## Start

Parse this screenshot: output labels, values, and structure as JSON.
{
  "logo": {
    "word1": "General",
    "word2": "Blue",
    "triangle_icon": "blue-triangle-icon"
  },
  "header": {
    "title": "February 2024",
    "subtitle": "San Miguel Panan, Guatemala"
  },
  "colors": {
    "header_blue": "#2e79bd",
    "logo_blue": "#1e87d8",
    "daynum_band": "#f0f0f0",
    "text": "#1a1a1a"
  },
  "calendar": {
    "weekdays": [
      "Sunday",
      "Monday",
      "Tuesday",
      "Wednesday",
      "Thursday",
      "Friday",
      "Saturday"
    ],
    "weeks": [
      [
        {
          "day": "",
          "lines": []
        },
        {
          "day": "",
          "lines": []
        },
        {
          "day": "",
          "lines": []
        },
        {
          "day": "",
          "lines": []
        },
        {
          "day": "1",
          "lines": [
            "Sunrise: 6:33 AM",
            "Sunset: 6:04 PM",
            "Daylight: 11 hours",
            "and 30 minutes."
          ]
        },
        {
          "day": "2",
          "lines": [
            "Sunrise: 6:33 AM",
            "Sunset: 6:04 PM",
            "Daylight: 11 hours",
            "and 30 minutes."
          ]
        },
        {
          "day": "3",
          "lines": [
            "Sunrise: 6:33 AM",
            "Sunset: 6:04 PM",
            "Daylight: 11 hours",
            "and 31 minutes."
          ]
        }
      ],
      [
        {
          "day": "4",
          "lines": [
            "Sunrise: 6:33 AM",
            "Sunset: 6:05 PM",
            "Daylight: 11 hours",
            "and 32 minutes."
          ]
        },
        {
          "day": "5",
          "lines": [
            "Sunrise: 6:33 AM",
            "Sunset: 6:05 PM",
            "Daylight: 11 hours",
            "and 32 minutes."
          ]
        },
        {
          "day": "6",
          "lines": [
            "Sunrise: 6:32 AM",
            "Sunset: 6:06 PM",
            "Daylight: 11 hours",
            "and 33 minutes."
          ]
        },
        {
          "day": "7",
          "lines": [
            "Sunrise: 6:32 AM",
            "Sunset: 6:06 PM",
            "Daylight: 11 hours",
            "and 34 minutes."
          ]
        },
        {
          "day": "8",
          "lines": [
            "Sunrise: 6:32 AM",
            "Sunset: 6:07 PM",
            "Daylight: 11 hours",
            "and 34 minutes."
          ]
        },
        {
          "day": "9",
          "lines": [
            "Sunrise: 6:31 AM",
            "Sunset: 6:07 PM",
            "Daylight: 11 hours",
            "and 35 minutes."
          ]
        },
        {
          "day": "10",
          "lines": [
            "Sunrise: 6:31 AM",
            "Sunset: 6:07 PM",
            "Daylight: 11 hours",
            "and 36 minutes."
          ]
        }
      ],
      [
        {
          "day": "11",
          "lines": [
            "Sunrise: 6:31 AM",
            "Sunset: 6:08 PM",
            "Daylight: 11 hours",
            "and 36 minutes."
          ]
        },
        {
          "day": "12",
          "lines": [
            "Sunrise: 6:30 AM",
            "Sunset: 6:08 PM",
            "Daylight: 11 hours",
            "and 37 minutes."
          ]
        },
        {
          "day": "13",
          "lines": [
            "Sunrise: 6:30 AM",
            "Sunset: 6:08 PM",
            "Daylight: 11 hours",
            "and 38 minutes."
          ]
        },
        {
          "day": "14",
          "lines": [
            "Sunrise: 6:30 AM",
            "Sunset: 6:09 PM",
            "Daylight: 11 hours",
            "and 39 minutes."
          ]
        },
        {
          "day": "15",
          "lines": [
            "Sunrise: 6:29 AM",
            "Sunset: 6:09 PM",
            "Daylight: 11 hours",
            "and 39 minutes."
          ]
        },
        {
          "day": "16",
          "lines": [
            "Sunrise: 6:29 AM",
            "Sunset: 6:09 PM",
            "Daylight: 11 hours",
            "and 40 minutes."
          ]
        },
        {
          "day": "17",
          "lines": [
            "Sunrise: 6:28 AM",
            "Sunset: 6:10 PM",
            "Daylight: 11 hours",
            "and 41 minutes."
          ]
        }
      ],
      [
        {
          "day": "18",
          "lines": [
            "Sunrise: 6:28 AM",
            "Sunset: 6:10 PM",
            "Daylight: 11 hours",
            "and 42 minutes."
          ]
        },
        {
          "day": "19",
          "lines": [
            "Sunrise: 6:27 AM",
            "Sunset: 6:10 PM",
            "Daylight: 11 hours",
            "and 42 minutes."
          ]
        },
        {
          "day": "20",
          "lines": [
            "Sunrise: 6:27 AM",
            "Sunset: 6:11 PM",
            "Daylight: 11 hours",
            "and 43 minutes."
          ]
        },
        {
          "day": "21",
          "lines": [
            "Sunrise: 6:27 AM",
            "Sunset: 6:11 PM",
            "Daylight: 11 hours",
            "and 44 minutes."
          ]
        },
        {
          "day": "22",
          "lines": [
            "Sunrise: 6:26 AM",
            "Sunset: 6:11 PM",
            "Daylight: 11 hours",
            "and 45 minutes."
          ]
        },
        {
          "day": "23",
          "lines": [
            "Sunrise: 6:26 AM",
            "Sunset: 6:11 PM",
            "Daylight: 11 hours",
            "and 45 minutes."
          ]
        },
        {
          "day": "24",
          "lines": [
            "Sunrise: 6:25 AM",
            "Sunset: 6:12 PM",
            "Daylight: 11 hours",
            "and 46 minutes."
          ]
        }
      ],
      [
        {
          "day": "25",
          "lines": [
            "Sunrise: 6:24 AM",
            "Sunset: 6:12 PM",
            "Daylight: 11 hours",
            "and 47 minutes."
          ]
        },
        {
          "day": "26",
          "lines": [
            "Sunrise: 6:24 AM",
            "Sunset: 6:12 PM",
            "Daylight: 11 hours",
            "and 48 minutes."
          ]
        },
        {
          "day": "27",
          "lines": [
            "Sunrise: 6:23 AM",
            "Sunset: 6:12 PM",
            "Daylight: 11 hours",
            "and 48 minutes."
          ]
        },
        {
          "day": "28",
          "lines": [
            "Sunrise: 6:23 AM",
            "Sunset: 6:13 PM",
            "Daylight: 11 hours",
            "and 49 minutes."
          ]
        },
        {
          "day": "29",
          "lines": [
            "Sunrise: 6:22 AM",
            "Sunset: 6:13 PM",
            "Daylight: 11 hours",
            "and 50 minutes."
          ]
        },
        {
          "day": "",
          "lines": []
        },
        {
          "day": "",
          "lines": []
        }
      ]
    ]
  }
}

## End

## What is expected
The listing above should be transcribed in full, exactly as written.

## Response
Parse this screenshot: output labels, values, and structure as JSON.
{
  "logo": {
    "word1": "General",
    "word2": "Blue",
    "triangle_icon": "blue-triangle-icon"
  },
  "header": {
    "title": "February 2024",
    "subtitle": "San Miguel Panan, Guatemala"
  },
  "colors": {
    "header_blue": "#2e79bd",
    "logo_blue": "#1e87d8",
    "daynum_band": "#f0f0f0",
    "text": "#1a1a1a"
  },
  "calendar": {
    "weekdays": [
      "Sunday",
      "Monday",
      "Tuesday",
      "Wednesday",
      "Thursday",
      "Friday",
      "Saturday"
    ],
    "weeks": [
      [
        {
          "day": "",
          "lines": []
        },
        {
          "day": "",
          "lines": []
        },
        {
          "day": "",
          "lines": []
        },
        {
          "day": "",
          "lines": []
        },
        {
          "day": "1",
          "lines": [
            "Sunrise: 6:33 AM",
            "Sunset: 6:04 PM",
            "Daylight: 11 hours",
            "and 30 minutes."
          ]
        },
        {
          "day": "2",
          "lines": [
            "Sunrise: 6:33 AM",
            "Sunset: 6:04 PM",
            "Daylight: 11 hours",
            "and 30 minutes."
          ]
        },
        {
          "day": "3",
          "lines": [
            "Sunrise: 6:33 AM",
            "Sunset: 6:04 PM",
            "Daylight: 11 hours",
            "and 31 minutes."
          ]
        }
      ],
      [
        {
          "day": "4",
          "lines": [
            "Sunrise: 6:33 AM",
            "Sunset: 6:05 PM",
            "Daylight: 11 hours",
            "and 32 minutes."
          ]
        },
        {
          "day": "5",
          "lines": [
            "Sunrise: 6:33 AM",
            "Sunset: 6:05 PM",
            "Daylight: 11 hours",
            "and 32 minutes."
          ]
        },
        {
          "day": "6",
          "lines": [
            "Sunrise: 6:32 AM",
            "Sunset: 6:06 PM",
            "Daylight: 11 hours",
            "and 33 minutes."
          ]
        },
        {
          "day": "7",
          "lines": [
            "Sunrise: 6:32 AM",
            "Sunset: 6:06 PM",
            "Daylight: 11 hours",
            "and 34 minutes."
          ]
        },
        {
          "day": "8",
          "lines": [
            "Sunrise: 6:32 AM",
            "Sunset: 6:07 PM",
            "Daylight: 11 hours",
            "and 34 minutes."
          ]
        },
        {
          "day": "9",
          "lines": [
            "Sunrise: 6:31 AM",
            "Sunset: 6:07 PM",
            "Daylight: 11 hours",
            "and 35 minutes."
          ]
        },
        {
          "day": "10",
          "lines": [
            "Sunrise: 6:31 AM",
            "Sunset: 6:07 PM",
            "Daylight: 11 hours",
            "and 36 minutes."
          ]
        }
      ],
      [
        {
          "day": "11",
          "lines": [
            "Sunrise: 6:31 AM",
            "Sunset: 6:08 PM",
            "Daylight: 11 hours",
            "and 36 minutes."
          ]
        },
        {
          "day": "12",
          "lines": [
            "Sunrise: 6:30 AM",
            "Sunset: 6:08 PM",
            "Daylight: 11 hours",
            "and 37 minutes."
          ]
        },
        {
          "day": "13",
          "lines": [
            "Sunrise: 6:30 AM",
            "Sunset: 6:08 PM",
            "Daylight: 11 hours",
            "and 38 minutes."
          ]
        },
        {
          "day": "14",
          "lines": [
            "Sunrise: 6:30 AM",
            "Sunset: 6:09 PM",
            "Daylight: 11 hours",
            "and 39 minutes."
          ]
        },
        {
          "day": "15",
          "lines": [
            "Sunrise: 6:29 AM",
            "Sunset: 6:09 PM",
            "Daylight: 11 hours",
            "and 39 minutes."
          ]
        },
        {
          "day": "16",
          "lines": [
            "Sunrise: 6:29 AM",
            "Sunset: 6:09 PM",
            "Daylight: 11 hours",
            "and 40 minutes."
          ]
        },
        {
          "day": "17",
          "lines": [
            "Sunrise: 6:28 AM",
            "Sunset: 6:10 PM",
            "Daylight: 11 hours",
            "and 41 minutes."
          ]
        }
      ],
      [
        {
          "day": "18",
          "lines": [
            "Sunrise: 6:28 AM",
            "Sunset: 6:10 PM",
            "Daylight: 11 hours",
            "and 42 minutes."
          ]
        },
        {
          "day": "19",
          "lines": [
            "Sunrise: 6:27 AM",
            "Sunset: 6:10 PM",
            "Daylight: 11 hours",
            "and 42 minutes."
          ]
        },
        {
          "day": "20",
          "lines": [
            "Sunrise: 6:27 AM",
            "Sunset: 6:11 PM",
            "Daylight: 11 hours",
            "and 43 minutes."
          ]
        },
        {
          "day": "21",
          "lines": [
            "Sunrise: 6:27 AM",
            "Sunset: 6:11 PM",
            "Daylight: 11 hours",
            "and 44 minutes."
          ]
        },
        {
          "day": "22",
          "lines": [
            "Sunrise: 6:26 AM",
            "Sunset: 6:11 PM",
            "Daylight: 11 hours",
            "and 45 minutes."
          ]
        },
        {
          "day": "23",
          "lines": [
            "Sunrise: 6:26 AM",
            "Sunset: 6:11 PM",
            "Daylight: 11 hours",
            "and 45 minutes."
          ]
        },
        {
          "day": "24",
          "lines": [
            "Sunrise: 6:25 AM",
            "Sunset: 6:12 PM",
            "Daylight: 11 hours",
            "and 46 minutes."
          ]
        }
      ],
      [
        {
          "day": "25",
          "lines": [
            "Sunrise: 6:24 AM",
            "Sunset: 6:12 PM",
            "Daylight: 11 hours",
            "and 47 minutes."
          ]
        },
        {
          "day": "26",
          "lines": [
            "Sunrise: 6:24 AM",
            "Sunset: 6:12 PM",
            "Daylight: 11 hours",
            "and 48 minutes."
          ]
        },
        {
          "day": "27",
          "lines": [
            "Sunrise: 6:23 AM",
            "Sunset: 6:12 PM",
            "Daylight: 11 hours",
            "and 48 minutes."
          ]
        },
        {
          "day": "28",
          "lines": [
            "Sunrise: 6:23 AM",
            "Sunset: 6:13 PM",
            "Daylight: 11 hours",
            "and 49 minutes."
          ]
        },
        {
          "day": "29",
          "lines": [
            "Sunrise: 6:22 AM",
            "Sunset: 6:13 PM",
            "Daylight: 11 hours",
            "and 50 minutes."
          ]
        },
        {
          "day": "",
          "lines": []
        },
        {
          "day": "",
          "lines": []
        }
      ]
    ]
  }
}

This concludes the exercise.